[Figure record listings]
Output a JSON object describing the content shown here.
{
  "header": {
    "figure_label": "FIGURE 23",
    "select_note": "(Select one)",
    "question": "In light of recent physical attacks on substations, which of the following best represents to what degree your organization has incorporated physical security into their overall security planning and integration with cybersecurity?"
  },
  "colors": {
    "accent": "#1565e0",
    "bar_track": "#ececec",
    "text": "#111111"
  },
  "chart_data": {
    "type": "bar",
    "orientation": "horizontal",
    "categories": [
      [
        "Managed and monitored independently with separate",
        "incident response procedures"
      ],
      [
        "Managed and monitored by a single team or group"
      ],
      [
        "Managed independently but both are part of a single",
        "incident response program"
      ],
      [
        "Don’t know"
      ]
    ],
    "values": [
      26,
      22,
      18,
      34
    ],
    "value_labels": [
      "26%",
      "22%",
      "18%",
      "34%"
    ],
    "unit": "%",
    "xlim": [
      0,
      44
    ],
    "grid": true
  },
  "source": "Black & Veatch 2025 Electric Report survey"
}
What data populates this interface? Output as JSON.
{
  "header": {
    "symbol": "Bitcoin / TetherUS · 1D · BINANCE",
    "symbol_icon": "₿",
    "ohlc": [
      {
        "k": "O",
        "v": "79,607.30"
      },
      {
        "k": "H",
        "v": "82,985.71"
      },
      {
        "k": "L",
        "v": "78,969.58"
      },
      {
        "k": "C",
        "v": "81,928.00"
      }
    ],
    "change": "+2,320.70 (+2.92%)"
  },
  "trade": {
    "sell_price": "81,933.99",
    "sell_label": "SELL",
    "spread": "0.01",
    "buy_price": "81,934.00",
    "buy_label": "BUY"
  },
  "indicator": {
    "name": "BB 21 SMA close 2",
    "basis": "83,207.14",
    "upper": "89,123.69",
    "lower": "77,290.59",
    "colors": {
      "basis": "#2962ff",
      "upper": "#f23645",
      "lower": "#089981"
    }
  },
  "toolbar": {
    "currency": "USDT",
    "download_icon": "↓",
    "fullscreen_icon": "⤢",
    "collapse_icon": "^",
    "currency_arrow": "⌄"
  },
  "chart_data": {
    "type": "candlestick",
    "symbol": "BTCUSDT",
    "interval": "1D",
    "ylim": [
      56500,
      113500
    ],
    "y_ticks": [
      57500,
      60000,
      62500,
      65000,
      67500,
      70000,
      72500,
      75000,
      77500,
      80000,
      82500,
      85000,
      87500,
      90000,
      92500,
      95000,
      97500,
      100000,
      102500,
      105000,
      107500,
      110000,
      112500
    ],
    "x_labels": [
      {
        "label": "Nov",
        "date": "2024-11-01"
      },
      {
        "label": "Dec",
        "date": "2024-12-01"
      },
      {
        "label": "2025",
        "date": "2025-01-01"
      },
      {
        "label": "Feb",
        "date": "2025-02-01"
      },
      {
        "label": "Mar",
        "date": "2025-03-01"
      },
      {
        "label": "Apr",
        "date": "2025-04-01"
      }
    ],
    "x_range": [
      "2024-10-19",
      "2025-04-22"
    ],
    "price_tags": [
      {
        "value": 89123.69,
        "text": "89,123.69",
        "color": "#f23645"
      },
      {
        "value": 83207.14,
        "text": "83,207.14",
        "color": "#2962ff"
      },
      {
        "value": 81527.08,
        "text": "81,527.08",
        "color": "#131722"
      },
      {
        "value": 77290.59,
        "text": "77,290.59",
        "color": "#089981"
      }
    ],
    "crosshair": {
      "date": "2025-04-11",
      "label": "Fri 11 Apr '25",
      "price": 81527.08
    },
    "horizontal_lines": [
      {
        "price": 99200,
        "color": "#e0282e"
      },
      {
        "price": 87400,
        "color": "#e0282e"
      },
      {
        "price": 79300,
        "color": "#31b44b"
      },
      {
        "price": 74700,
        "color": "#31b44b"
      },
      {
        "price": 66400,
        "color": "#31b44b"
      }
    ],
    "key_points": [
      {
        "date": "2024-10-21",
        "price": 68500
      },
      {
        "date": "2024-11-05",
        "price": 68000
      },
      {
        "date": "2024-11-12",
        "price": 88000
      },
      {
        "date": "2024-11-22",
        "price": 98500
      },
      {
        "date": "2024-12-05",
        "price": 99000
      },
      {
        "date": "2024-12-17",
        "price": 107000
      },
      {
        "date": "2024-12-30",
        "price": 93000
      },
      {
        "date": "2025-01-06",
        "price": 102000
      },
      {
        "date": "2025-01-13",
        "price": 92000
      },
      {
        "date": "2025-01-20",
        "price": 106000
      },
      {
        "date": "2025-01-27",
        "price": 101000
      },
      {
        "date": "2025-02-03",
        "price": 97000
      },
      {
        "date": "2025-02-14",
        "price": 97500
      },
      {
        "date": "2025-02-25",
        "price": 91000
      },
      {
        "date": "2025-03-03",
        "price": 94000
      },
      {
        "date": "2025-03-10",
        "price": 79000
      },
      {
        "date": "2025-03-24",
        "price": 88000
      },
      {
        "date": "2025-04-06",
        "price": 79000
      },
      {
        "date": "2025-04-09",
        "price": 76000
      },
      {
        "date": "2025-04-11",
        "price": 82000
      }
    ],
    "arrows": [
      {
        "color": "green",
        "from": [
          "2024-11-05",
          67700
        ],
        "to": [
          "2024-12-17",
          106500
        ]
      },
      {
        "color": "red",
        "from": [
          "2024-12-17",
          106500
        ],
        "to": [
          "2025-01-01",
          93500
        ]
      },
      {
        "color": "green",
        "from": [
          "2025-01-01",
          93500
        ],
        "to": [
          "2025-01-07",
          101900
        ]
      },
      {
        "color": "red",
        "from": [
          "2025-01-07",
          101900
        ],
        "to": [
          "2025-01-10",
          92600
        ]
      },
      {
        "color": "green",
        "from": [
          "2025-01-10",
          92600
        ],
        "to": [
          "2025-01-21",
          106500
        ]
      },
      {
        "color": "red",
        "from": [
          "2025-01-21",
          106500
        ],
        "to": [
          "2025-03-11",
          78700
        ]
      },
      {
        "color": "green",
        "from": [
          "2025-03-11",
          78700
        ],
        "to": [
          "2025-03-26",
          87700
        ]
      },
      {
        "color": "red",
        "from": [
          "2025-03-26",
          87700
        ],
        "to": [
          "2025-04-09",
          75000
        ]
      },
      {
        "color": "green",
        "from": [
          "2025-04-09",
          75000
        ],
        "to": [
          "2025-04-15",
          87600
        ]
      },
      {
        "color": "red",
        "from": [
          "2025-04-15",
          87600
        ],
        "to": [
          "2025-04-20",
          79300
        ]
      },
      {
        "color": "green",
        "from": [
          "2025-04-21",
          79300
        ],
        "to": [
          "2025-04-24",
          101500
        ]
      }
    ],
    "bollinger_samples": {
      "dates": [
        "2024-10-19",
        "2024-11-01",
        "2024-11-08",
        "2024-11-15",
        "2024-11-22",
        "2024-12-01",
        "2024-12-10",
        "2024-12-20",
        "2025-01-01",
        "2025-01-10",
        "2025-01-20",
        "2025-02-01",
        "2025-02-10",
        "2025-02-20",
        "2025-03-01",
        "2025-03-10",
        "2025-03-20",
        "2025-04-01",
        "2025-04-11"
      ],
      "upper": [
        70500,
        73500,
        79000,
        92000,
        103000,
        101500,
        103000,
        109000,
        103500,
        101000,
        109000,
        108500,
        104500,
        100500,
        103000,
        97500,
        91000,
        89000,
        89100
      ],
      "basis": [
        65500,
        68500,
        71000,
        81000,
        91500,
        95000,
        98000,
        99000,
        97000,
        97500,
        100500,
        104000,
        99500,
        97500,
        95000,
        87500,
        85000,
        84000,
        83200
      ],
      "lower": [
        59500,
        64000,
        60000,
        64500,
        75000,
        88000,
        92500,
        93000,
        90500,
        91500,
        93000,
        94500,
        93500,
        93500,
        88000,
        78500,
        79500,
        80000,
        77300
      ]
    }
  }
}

• Your instructions
Copy every record exactly, with nothing added or dropped.

• Answer to the exercise
Output a JSON object describing the content shown here.
{
  "header": {
    "figure_label": "FIGURE 23",
    "select_note": "(Select one)",
    "question": "In light of recent physical attacks on substations, which of the following best represents to what degree your organization has incorporated physical security into their overall security planning and integration with cybersecurity?"
  },
  "colors": {
    "accent": "#1565e0",
    "bar_track": "#ececec",
    "text": "#111111"
  },
  "chart_data": {
    "type": "bar",
    "orientation": "horizontal",
    "categories": [
      [
        "Managed and monitored independently with separate",
        "incident response procedures"
      ],
      [
        "Managed and monitored by a single team or group"
      ],
      [
        "Managed independently but both are part of a single",
        "incident response program"
      ],
      [
        "Don’t know"
      ]
    ],
    "values": [
      26,
      22,
      18,
      34
    ],
    "value_labels": [
      "26%",
      "22%",
      "18%",
      "34%"
    ],
    "unit": "%",
    "xlim": [
      0,
      44
    ],
    "grid": true
  },
  "source": "Black & Veatch 2025 Electric Report survey"
}
What data populates this interface? Output as JSON.
{
  "header": {
    "symbol": "Bitcoin / TetherUS · 1D · BINANCE",
    "symbol_icon": "₿",
    "ohlc": [
      {
        "k": "O",
        "v": "79,607.30"
      },
      {
        "k": "H",
        "v": "82,985.71"
      },
      {
        "k": "L",
        "v": "78,969.58"
      },
      {
        "k": "C",
        "v": "81,928.00"
      }
    ],
    "change": "+2,320.70 (+2.92%)"
  },
  "trade": {
    "sell_price": "81,933.99",
    "sell_label": "SELL",
    "spread": "0.01",
    "buy_price": "81,934.00",
    "buy_label": "BUY"
  },
  "indicator": {
    "name": "BB 21 SMA close 2",
    "basis": "83,207.14",
    "upper": "89,123.69",
    "lower": "77,290.59",
    "colors": {
      "basis": "#2962ff",
      "upper": "#f23645",
      "lower": "#089981"
    }
  },
  "toolbar": {
    "currency": "USDT",
    "download_icon": "↓",
    "fullscreen_icon": "⤢",
    "collapse_icon": "^",
    "currency_arrow": "⌄"
  },
  "chart_data": {
    "type": "candlestick",
    "symbol": "BTCUSDT",
    "interval": "1D",
    "ylim": [
      56500,
      113500
    ],
    "y_ticks": [
      57500,
      60000,
      62500,
      65000,
      67500,
      70000,
      72500,
      75000,
      77500,
      80000,
      82500,
      85000,
      87500,
      90000,
      92500,
      95000,
      97500,
      100000,
      102500,
      105000,
      107500,
      110000,
      112500
    ],
    "x_labels": [
      {
        "label": "Nov",
        "date": "2024-11-01"
      },
      {
        "label": "Dec",
        "date": "2024-12-01"
      },
      {
        "label": "2025",
        "date": "2025-01-01"
      },
      {
        "label": "Feb",
        "date": "2025-02-01"
      },
      {
        "label": "Mar",
        "date": "2025-03-01"
      },
      {
        "label": "Apr",
        "date": "2025-04-01"
      }
    ],
    "x_range": [
      "2024-10-19",
      "2025-04-22"
    ],
    "price_tags": [
      {
        "value": 89123.69,
        "text": "89,123.69",
        "color": "#f23645"
      },
      {
        "value": 83207.14,
        "text": "83,207.14",
        "color": "#2962ff"
      },
      {
        "value": 81527.08,
        "text": "81,527.08",
        "color": "#131722"
      },
      {
        "value": 77290.59,
        "text": "77,290.59",
        "color": "#089981"
      }
    ],
    "crosshair": {
      "date": "2025-04-11",
      "label": "Fri 11 Apr '25",
      "price": 81527.08
    },
    "horizontal_lines": [
      {
        "price": 99200,
        "color": "#e0282e"
      },
      {
        "price": 87400,
        "color": "#e0282e"
      },
      {
        "price": 79300,
        "color": "#31b44b"
      },
      {
        "price": 74700,
        "color": "#31b44b"
      },
      {
        "price": 66400,
        "color": "#31b44b"
      }
    ],
    "key_points": [
      {
        "date": "2024-10-21",
        "price": 68500
      },
      {
        "date": "2024-11-05",
        "price": 68000
      },
      {
        "date": "2024-11-12",
        "price": 88000
      },
      {
        "date": "2024-11-22",
        "price": 98500
      },
      {
        "date": "2024-12-05",
        "price": 99000
      },
      {
        "date": "2024-12-17",
        "price": 107000
      },
      {
        "date": "2024-12-30",
        "price": 93000
      },
      {
        "date": "2025-01-06",
        "price": 102000
      },
      {
        "date": "2025-01-13",
        "price": 92000
      },
      {
        "date": "2025-01-20",
        "price": 106000
      },
      {
        "date": "2025-01-27",
        "price": 101000
      },
      {
        "date": "2025-02-03",
        "price": 97000
      },
      {
        "date": "2025-02-14",
        "price": 97500
      },
      {
        "date": "2025-02-25",
        "price": 91000
      },
      {
        "date": "2025-03-03",
        "price": 94000
      },
      {
        "date": "2025-03-10",
        "price": 79000
      },
      {
        "date": "2025-03-24",
        "price": 88000
      },
      {
        "date": "2025-04-06",
        "price": 79000
      },
      {
        "date": "2025-04-09",
        "price": 76000
      },
      {
        "date": "2025-04-11",
        "price": 82000
      }
    ],
    "arrows": [
      {
        "color": "green",
        "from": [
          "2024-11-05",
          67700
        ],
        "to": [
          "2024-12-17",
          106500
        ]
      },
      {
        "color": "red",
        "from": [
          "2024-12-17",
          106500
        ],
        "to": [
          "2025-01-01",
          93500
        ]
      },
      {
        "color": "green",
        "from": [
          "2025-01-01",
          93500
        ],
        "to": [
          "2025-01-07",
          101900
        ]
      },
      {
        "color": "red",
        "from": [
          "2025-01-07",
          101900
        ],
        "to": [
          "2025-01-10",
          92600
        ]
      },
      {
        "color": "green",
        "from": [
          "2025-01-10",
          92600
        ],
        "to": [
          "2025-01-21",
          106500
        ]
      },
      {
        "color": "red",
        "from": [
          "2025-01-21",
          106500
        ],
        "to": [
          "2025-03-11",
          78700
        ]
      },
      {
        "color": "green",
        "from": [
          "2025-03-11",
          78700
        ],
        "to": [
          "2025-03-26",
          87700
        ]
      },
      {
        "color": "red",
        "from": [
          "2025-03-26",
          87700
        ],
        "to": [
          "2025-04-09",
          75000
        ]
      },
      {
        "color": "green",
        "from": [
          "2025-04-09",
          75000
        ],
        "to": [
          "2025-04-15",
          87600
        ]
      },
      {
        "color": "red",
        "from": [
          "2025-04-15",
          87600
        ],
        "to": [
          "2025-04-20",
          79300
        ]
      },
      {
        "color": "green",
        "from": [
          "2025-04-21",
          79300
        ],
        "to": [
          "2025-04-24",
          101500
        ]
      }
    ],
    "bollinger_samples": {
      "dates": [
        "2024-10-19",
        "2024-11-01",
        "2024-11-08",
        "2024-11-15",
        "2024-11-22",
        "2024-12-01",
        "2024-12-10",
        "2024-12-20",
        "2025-01-01",
        "2025-01-10",
        "2025-01-20",
        "2025-02-01",
        "2025-02-10",
        "2025-02-20",
        "2025-03-01",
        "2025-03-10",
        "2025-03-20",
        "2025-04-01",
        "2025-04-11"
      ],
      "upper": [
        70500,
        73500,
        79000,
        92000,
        103000,
        101500,
        103000,
        109000,
        103500,
        101000,
        109000,
        108500,
        104500,
        100500,
        103000,
        97500,
        91000,
        89000,
        89100
      ],
      "basis": [
        65500,
        68500,
        71000,
        81000,
        91500,
        95000,
        98000,
        99000,
        97000,
        97500,
        100500,
        104000,
        99500,
        97500,
        95000,
        87500,
        85000,
        84000,
        83200
      ],
      "lower": [
        59500,
        64000,
        60000,
        64500,
        75000,
        88000,
        92500,
        93000,
        90500,
        91500,
        93000,
        94500,
        93500,
        93500,
        88000,
        78500,
        79500,
        80000,
        77300
      ]
    }
  }
}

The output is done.